--- START SUPPLIED RECORDS ---

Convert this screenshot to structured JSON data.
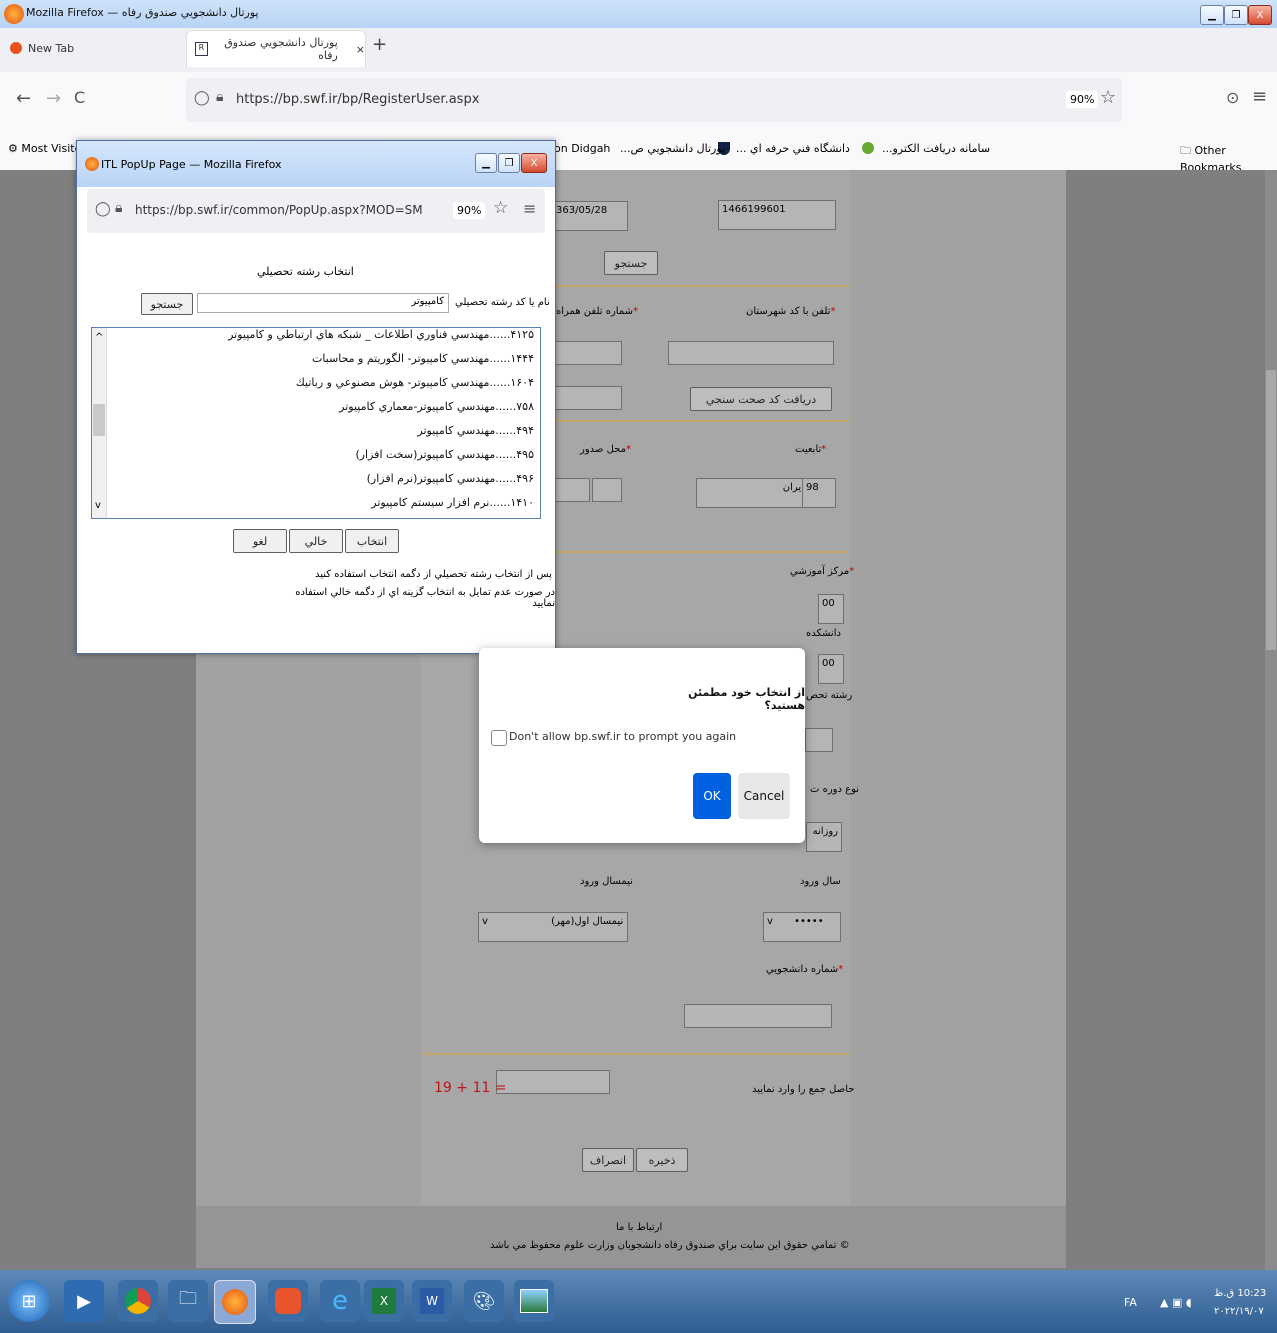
{
  "os_window": {
    "title": "پورتال دانشجويي صندوق رفاه — Mozilla Firefox",
    "minimize": "▁",
    "maximize": "❐",
    "close": "X"
  },
  "tabs": [
    {
      "label": "New Tab"
    },
    {
      "label": "پورتال دانشجويي صندوق رفاه",
      "close": "×"
    }
  ],
  "new_tab": "+",
  "nav": {
    "back": "←",
    "forward": "→",
    "reload": "C",
    "url": "https://bp.swf.ir/bp/RegisterUser.aspx",
    "zoom": "90%",
    "star": "☆",
    "pocket": "⊙",
    "menu": "≡"
  },
  "bookmarks": {
    "most_visited": "Most Visite",
    "items": [
      "سامانه دريافت الكترو...",
      "دانشگاه فني حرفه اي ...",
      "پورتال دانشجويي ص...",
      "on Didgah"
    ],
    "other": "Other Bookmarks"
  },
  "form": {
    "national_code": "1466199601",
    "birth_date": "363/05/28",
    "search_btn": "جستجو",
    "phone_city_label": "تلفن با كد شهرستان",
    "mobile_label": "شماره تلفن همراه",
    "get_code_btn": "دريافت كد صحت سنجي",
    "nationality_label": "تابعيت",
    "issue_place_label": "محل صدور",
    "nationality_code": "98",
    "nationality_value": "ايران",
    "edu_center_label": "مركز آموزشي",
    "edu_center_code": "00",
    "faculty_label": "دانشكده",
    "faculty_code": "00",
    "field_label": "رشته تحص",
    "course_type_label": "نوع دوره ت",
    "course_type_value": "روزانه",
    "entry_year_label": "سال ورود",
    "entry_year_value": "•••••",
    "entry_semester_label": "نيمسال ورود",
    "entry_semester_value": "نيمسال اول(مهر)",
    "student_no_label": "شماره دانشجويي",
    "captcha_label": "حاصل جمع را وارد نماييد",
    "captcha_expr": "19 + 11 =",
    "save_btn": "ذخيره",
    "cancel_btn": "انصراف",
    "footer_contact": "ارتباط با ما",
    "footer_copyright": "© تمامي حقوق اين سايت براي صندوق رفاه دانشجويان وزارت علوم محفوظ مي باشد"
  },
  "popup": {
    "title": "ITL PopUp Page — Mozilla Firefox",
    "url": "https://bp.swf.ir/common/PopUp.aspx?MOD=SM",
    "zoom": "90%",
    "heading": "انتخاب رشته تحصيلي",
    "search_label": "نام يا كد رشته تحصيلي",
    "search_value": "كامپيوتر",
    "search_btn": "جستجو",
    "list": [
      "۴۱۲۵......مهندسي فناوري اطلاعات _ شبكه هاي ارتباطي و كامپيوتر",
      "۱۴۴۴......مهندسي كامپيوتر- الگوريتم و محاسبات",
      "۱۶۰۴......مهندسي كامپيوتر- هوش مصنوعي و رباتيك",
      "۷۵۸......مهندسي كامپيوتر-معماري كامپيوتر",
      "۴۹۴......مهندسي كامپيوتر",
      "۴۹۵......مهندسي كامپيوتر(سخت افزار)",
      "۴۹۶......مهندسي كامپيوتر(نرم افزار)",
      "۱۴۱۰......نرم افزار سيستم كامپيوتر"
    ],
    "select_btn": "انتخاب",
    "empty_btn": "خالي",
    "cancel_btn": "لغو",
    "hint1": "پس از انتخاب رشته تحصيلي از دگمه انتخاب استفاده كنيد",
    "hint2": "در صورت عدم تمايل به انتخاب گزينه اي از دگمه خالي استفاده نماييد"
  },
  "dialog": {
    "message": "از انتخاب خود مطمئن هستيد؟",
    "checkbox_label": "Don't allow bp.swf.ir to prompt you again",
    "ok": "OK",
    "cancel": "Cancel"
  },
  "taskbar": {
    "lang": "FA",
    "time": "10:23 ق.ظ",
    "date": "۲۰۲۲/۱۹/۰۷"
  }
}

--- END SUPPLIED RECORDS ---

PROBLEM STATEMENT: Copy out all the entries exactly. Images stay out of the copy.

COMPLETE OUTPUT:
Convert this screenshot to structured JSON data.
{
  "os_window": {
    "title": "پورتال دانشجويي صندوق رفاه — Mozilla Firefox",
    "minimize": "▁",
    "maximize": "❐",
    "close": "X"
  },
  "tabs": [
    {
      "label": "New Tab"
    },
    {
      "label": "پورتال دانشجويي صندوق رفاه",
      "close": "×"
    }
  ],
  "new_tab": "+",
  "nav": {
    "back": "←",
    "forward": "→",
    "reload": "C",
    "url": "https://bp.swf.ir/bp/RegisterUser.aspx",
    "zoom": "90%",
    "star": "☆",
    "pocket": "⊙",
    "menu": "≡"
  },
  "bookmarks": {
    "most_visited": "Most Visite",
    "items": [
      "سامانه دريافت الكترو...",
      "دانشگاه فني حرفه اي ...",
      "پورتال دانشجويي ص...",
      "on Didgah"
    ],
    "other": "Other Bookmarks"
  },
  "form": {
    "national_code": "1466199601",
    "birth_date": "363/05/28",
    "search_btn": "جستجو",
    "phone_city_label": "تلفن با كد شهرستان",
    "mobile_label": "شماره تلفن همراه",
    "get_code_btn": "دريافت كد صحت سنجي",
    "nationality_label": "تابعيت",
    "issue_place_label": "محل صدور",
    "nationality_code": "98",
    "nationality_value": "ايران",
    "edu_center_label": "مركز آموزشي",
    "edu_center_code": "00",
    "faculty_label": "دانشكده",
    "faculty_code": "00",
    "field_label": "رشته تحص",
    "course_type_label": "نوع دوره ت",
    "course_type_value": "روزانه",
    "entry_year_label": "سال ورود",
    "entry_year_value": "•••••",
    "entry_semester_label": "نيمسال ورود",
    "entry_semester_value": "نيمسال اول(مهر)",
    "student_no_label": "شماره دانشجويي",
    "captcha_label": "حاصل جمع را وارد نماييد",
    "captcha_expr": "19 + 11 =",
    "save_btn": "ذخيره",
    "cancel_btn": "انصراف",
    "footer_contact": "ارتباط با ما",
    "footer_copyright": "© تمامي حقوق اين سايت براي صندوق رفاه دانشجويان وزارت علوم محفوظ مي باشد"
  },
  "popup": {
    "title": "ITL PopUp Page — Mozilla Firefox",
    "url": "https://bp.swf.ir/common/PopUp.aspx?MOD=SM",
    "zoom": "90%",
    "heading": "انتخاب رشته تحصيلي",
    "search_label": "نام يا كد رشته تحصيلي",
    "search_value": "كامپيوتر",
    "search_btn": "جستجو",
    "list": [
      "۴۱۲۵......مهندسي فناوري اطلاعات _ شبكه هاي ارتباطي و كامپيوتر",
      "۱۴۴۴......مهندسي كامپيوتر- الگوريتم و محاسبات",
      "۱۶۰۴......مهندسي كامپيوتر- هوش مصنوعي و رباتيك",
      "۷۵۸......مهندسي كامپيوتر-معماري كامپيوتر",
      "۴۹۴......مهندسي كامپيوتر",
      "۴۹۵......مهندسي كامپيوتر(سخت افزار)",
      "۴۹۶......مهندسي كامپيوتر(نرم افزار)",
      "۱۴۱۰......نرم افزار سيستم كامپيوتر"
    ],
    "select_btn": "انتخاب",
    "empty_btn": "خالي",
    "cancel_btn": "لغو",
    "hint1": "پس از انتخاب رشته تحصيلي از دگمه انتخاب استفاده كنيد",
    "hint2": "در صورت عدم تمايل به انتخاب گزينه اي از دگمه خالي استفاده نماييد"
  },
  "dialog": {
    "message": "از انتخاب خود مطمئن هستيد؟",
    "checkbox_label": "Don't allow bp.swf.ir to prompt you again",
    "ok": "OK",
    "cancel": "Cancel"
  },
  "taskbar": {
    "lang": "FA",
    "time": "10:23 ق.ظ",
    "date": "۲۰۲۲/۱۹/۰۷"
  }
}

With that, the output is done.